[begin Page text]
As a result, the filmmakers launched a non-profit organization called Invisible Children, Inc. designed primarily to send volunteers to affected regions in Northern Uganda, to aid former child-soldiers in re-integration into normal civic life through education and extensive psychological evaluation and treatment.
This is not God's creational intent for childhood...anywhere on the planet, whether in ancient Egypt or in present-day Wilkinsburg, PA. or Acholiland, Northern Uganda.
I hold with sheer contempt the intentions and actions of Joseph Koney and the LRA--actions that destroy the lives of thousands of children. I think it's safe to say that God does also.
One day a few millennia ago while on a parable blitz--addressing tax collectors, Pharisees, an indescript crowd of followers and his disciples--Jesus of Nazareth, using a child as an object lesson on faith, said, "But whoso[ever] shall offend one of these little ones which believe in me, it were better for him that a millstone were hanged about his neck, and that he were drowned in the depth of the sea" (Matt. 18:6). For forcing thousands of children to take up arms, to kill--often members of their own families; to stand as eyewitnesses to heinous atrocities and for many more to take flight into the night for their very survival--I imagine there's gotta be a stone quarry somewhere in the heavenlies where massive limestone chunks are presently being cut and ground, looking like 500 lb. donuts, made ready for the necks of hundreds of men in Northern Uganda to take long suffocating trips to the bottom of Lake Victoria...figuratively speaking, that is. In otherwords, God's judgement stands most acutely against Joseph Koney & the LRA and many throughout the world whose selfishness, greed and abuse of power often make the children of the world the most devastated population on earth.
As I examine Scripture, I find that God's intentions for childhood lead to life not death (certainly not exacting it from another), stability & security, not fear and uncertainty (certainly not abysmal hopelessness and terrors in the night) and growth toward maturity not arrested development (certainly not disintegration toward beastliness and barbarity). These are the characteristics Jesus described as the net objectives of our Adversary--to kill, steal and destroy. But in a shining proclamation of hope to counter the dark night of existential despair, Jesus declares, "I am come that they might have life, and that they might have it more abundantly" (John 10:10).
[end Page text]
- Required work
1) From the post on child soldiers in Northern Uganda, reproduce the passage beginning at the words "As a result, the" and ending after "God does also.", swapping "Invisible Children" for "Forgotten Children".
2) Answer these questions using the post on child soldiers in Northern Uganda.
(a) What non-profit organization did the filmmakers launch?
(b) Which Bible reference is given for the saying about the millstone?
(c) To the bottom of which lake does the writer imagine the men taking long trips?
[begin Raw records]
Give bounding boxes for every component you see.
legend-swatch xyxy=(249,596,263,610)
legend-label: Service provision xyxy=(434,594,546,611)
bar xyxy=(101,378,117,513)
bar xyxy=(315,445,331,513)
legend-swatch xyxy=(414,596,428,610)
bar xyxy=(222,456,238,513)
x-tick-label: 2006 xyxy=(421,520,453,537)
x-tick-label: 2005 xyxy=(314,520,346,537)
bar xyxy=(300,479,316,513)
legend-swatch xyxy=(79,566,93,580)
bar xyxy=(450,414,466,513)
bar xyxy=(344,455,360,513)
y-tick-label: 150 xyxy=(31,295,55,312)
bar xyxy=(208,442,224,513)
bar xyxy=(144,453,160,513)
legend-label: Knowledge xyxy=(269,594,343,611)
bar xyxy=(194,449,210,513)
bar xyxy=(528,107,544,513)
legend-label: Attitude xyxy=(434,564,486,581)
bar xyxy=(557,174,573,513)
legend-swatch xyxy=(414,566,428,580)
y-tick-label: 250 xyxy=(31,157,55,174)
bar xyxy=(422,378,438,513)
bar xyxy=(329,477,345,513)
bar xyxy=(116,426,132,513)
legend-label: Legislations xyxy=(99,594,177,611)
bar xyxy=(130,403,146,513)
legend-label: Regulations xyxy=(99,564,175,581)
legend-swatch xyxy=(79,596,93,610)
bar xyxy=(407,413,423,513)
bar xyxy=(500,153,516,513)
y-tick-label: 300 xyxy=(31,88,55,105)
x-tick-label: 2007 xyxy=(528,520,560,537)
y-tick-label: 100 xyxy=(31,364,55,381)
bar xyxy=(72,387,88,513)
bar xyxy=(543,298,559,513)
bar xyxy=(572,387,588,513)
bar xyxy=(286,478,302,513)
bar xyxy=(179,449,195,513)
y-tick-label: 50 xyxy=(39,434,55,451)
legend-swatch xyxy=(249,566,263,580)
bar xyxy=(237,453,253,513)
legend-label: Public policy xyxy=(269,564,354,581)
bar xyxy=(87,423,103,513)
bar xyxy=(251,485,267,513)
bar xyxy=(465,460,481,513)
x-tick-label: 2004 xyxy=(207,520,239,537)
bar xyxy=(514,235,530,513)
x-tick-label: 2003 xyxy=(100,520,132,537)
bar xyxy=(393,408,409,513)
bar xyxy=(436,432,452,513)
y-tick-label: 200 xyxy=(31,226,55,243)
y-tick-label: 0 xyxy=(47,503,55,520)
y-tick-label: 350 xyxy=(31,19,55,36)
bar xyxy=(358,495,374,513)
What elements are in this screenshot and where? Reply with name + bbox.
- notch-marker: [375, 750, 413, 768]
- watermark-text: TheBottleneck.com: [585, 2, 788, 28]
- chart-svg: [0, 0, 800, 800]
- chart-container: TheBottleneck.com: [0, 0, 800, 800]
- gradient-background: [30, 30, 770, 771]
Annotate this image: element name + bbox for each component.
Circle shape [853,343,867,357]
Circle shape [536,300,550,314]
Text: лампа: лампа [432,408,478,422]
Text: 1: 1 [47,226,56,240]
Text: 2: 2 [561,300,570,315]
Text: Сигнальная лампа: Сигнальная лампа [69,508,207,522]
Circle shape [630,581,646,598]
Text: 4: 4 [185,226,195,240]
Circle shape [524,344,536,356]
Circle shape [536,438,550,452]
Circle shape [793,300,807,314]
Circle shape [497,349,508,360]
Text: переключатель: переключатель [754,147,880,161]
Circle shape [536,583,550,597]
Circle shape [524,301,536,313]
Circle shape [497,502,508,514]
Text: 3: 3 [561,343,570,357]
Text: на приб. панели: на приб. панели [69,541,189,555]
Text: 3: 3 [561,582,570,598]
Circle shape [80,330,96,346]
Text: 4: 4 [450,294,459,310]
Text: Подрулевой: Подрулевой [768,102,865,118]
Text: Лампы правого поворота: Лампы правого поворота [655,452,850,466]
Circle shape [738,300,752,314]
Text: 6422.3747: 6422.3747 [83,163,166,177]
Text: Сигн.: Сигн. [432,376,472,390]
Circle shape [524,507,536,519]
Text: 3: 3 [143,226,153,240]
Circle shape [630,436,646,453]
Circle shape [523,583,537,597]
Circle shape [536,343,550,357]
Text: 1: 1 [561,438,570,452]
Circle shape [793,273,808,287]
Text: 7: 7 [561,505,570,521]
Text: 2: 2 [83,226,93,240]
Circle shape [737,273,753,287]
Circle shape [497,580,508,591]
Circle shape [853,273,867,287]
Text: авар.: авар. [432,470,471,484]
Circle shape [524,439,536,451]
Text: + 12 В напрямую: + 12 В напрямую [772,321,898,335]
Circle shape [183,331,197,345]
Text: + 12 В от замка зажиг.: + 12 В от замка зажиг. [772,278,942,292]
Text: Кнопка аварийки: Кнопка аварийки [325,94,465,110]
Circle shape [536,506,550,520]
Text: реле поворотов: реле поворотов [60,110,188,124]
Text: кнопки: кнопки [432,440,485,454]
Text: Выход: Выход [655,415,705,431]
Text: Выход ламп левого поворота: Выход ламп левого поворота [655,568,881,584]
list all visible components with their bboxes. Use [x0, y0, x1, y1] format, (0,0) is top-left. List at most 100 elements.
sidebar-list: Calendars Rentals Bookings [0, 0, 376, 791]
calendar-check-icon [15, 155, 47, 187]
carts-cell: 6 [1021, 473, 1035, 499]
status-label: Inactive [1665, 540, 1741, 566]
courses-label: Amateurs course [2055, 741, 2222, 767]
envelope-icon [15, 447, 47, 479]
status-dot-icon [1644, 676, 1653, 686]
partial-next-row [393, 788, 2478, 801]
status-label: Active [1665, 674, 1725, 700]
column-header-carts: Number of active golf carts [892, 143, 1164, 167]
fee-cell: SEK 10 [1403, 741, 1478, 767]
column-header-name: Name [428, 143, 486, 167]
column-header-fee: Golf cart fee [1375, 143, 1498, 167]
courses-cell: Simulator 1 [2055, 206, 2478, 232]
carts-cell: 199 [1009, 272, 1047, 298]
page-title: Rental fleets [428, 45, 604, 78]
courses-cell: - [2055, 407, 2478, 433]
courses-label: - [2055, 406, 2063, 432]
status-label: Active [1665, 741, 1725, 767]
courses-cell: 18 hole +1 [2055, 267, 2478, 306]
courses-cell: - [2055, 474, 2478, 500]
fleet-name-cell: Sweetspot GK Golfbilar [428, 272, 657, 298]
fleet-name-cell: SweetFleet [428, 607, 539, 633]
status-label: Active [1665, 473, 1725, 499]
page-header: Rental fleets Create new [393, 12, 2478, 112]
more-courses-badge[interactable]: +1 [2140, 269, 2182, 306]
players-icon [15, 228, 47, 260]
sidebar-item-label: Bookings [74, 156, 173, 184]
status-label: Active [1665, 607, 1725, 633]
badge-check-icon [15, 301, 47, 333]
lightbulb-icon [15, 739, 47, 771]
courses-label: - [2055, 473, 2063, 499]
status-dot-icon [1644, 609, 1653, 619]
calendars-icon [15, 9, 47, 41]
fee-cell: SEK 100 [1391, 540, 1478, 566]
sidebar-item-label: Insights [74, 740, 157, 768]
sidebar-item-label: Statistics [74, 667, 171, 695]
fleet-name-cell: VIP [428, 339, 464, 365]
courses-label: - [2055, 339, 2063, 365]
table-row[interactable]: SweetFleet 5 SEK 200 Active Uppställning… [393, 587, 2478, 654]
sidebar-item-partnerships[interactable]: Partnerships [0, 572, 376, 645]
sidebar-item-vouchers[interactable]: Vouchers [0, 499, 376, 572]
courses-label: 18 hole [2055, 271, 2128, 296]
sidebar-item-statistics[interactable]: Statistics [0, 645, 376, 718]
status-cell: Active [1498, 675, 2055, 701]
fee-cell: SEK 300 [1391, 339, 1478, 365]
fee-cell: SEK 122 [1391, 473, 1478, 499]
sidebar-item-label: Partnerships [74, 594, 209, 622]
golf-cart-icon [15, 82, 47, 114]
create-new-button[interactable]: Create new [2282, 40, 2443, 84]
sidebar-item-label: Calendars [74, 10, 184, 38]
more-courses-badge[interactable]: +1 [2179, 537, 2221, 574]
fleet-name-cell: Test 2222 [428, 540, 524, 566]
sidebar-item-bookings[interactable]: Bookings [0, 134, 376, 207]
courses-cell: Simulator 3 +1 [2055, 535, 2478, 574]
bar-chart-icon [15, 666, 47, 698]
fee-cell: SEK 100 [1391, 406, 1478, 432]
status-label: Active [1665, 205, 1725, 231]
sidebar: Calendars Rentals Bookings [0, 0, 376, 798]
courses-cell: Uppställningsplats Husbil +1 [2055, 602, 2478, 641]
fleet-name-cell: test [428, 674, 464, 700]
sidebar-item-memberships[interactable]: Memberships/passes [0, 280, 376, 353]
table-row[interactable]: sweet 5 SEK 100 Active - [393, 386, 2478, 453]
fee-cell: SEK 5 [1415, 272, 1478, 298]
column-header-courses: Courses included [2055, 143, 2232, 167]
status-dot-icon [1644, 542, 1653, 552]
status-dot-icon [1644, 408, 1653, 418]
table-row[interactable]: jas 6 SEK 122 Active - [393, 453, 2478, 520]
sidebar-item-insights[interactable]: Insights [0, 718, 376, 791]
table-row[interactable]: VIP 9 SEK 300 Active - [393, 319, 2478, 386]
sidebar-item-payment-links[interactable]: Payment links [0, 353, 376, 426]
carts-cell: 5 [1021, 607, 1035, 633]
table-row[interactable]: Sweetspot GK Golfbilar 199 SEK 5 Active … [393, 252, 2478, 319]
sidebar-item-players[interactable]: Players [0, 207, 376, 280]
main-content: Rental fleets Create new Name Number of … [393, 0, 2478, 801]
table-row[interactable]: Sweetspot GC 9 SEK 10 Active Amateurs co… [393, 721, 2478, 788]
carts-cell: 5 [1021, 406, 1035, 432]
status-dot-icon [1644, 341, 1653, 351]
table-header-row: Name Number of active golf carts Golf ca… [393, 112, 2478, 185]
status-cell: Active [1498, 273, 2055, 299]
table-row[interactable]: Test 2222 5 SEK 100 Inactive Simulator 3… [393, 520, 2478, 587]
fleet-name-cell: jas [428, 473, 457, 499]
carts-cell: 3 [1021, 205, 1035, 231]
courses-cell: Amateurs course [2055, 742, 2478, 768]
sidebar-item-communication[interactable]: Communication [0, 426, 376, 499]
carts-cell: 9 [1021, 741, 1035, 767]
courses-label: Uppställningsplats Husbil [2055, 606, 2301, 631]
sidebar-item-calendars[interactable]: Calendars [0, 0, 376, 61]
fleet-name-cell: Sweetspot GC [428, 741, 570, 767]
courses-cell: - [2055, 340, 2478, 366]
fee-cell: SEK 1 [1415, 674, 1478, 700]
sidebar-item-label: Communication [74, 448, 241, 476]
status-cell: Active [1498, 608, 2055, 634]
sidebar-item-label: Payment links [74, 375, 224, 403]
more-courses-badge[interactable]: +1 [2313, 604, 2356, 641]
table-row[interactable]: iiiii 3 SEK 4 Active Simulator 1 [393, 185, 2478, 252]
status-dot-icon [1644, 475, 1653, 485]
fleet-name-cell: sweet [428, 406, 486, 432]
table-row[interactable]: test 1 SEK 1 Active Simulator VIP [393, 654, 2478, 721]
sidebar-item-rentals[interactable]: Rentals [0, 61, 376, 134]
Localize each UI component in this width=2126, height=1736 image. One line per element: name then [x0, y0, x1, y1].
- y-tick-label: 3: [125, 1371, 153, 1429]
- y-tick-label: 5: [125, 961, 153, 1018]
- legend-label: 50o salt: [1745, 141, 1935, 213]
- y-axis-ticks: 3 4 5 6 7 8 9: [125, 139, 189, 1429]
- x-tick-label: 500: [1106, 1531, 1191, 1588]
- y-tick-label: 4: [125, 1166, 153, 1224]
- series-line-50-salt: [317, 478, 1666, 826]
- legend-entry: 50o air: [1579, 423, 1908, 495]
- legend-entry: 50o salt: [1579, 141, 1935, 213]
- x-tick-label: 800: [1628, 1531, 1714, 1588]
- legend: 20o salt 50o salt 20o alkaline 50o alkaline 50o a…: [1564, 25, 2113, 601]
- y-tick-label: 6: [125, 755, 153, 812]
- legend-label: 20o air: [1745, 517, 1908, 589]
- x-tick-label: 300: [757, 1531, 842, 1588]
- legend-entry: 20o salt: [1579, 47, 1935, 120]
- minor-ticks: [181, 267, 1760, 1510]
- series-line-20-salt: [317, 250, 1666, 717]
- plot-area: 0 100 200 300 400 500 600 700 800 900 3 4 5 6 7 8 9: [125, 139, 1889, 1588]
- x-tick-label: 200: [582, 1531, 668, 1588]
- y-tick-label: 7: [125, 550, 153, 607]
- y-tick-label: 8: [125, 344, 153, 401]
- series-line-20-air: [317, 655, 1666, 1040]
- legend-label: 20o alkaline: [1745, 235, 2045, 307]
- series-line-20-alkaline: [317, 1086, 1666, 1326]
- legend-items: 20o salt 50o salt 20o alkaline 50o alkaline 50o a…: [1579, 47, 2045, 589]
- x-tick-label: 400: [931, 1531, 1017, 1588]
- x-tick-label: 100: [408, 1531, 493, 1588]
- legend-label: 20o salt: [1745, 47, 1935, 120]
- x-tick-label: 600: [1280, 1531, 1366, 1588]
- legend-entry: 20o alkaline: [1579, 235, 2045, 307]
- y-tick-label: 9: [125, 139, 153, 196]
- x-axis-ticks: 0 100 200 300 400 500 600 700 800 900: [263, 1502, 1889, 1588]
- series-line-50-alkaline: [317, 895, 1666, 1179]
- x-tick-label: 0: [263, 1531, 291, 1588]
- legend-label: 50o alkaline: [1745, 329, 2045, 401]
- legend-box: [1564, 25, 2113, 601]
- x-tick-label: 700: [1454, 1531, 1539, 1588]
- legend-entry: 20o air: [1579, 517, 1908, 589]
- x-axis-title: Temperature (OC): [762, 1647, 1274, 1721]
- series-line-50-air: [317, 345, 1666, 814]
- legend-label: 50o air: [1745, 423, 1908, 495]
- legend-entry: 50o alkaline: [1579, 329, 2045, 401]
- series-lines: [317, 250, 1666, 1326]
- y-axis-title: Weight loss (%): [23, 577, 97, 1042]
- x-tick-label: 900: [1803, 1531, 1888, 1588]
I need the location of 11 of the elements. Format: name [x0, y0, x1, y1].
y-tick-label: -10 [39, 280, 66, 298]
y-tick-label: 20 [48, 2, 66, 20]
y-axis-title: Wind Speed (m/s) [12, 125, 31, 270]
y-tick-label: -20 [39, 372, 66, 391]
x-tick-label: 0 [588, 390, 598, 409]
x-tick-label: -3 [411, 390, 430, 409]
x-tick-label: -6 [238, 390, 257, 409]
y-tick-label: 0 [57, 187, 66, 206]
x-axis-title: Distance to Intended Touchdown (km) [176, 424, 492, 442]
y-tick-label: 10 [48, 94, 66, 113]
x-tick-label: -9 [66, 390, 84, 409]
[end Raw records]
- Solution set
1)
As a result, the filmmakers launched a non-profit organization called Forgotten Children, Inc. designed primarily to send volunteers to affected regions in Northern Uganda, to aid former child-soldiers in re-integration into normal civic life through education and extensive psychological evaluation and treatment.
This is not God's creational intent for childhood...anywhere on the planet, whether in ancient Egypt or in present-day Wilkinsburg, PA. or Acholiland, Northern Uganda.
I hold with sheer contempt the intentions and actions of Joseph Koney and the LRA--actions that destroy the lives of thousands of children. I think it's safe to say that God does also.

2)
(a) Invisible Children, Inc.
(b) Matt. 18:6
(c) Lake Victoria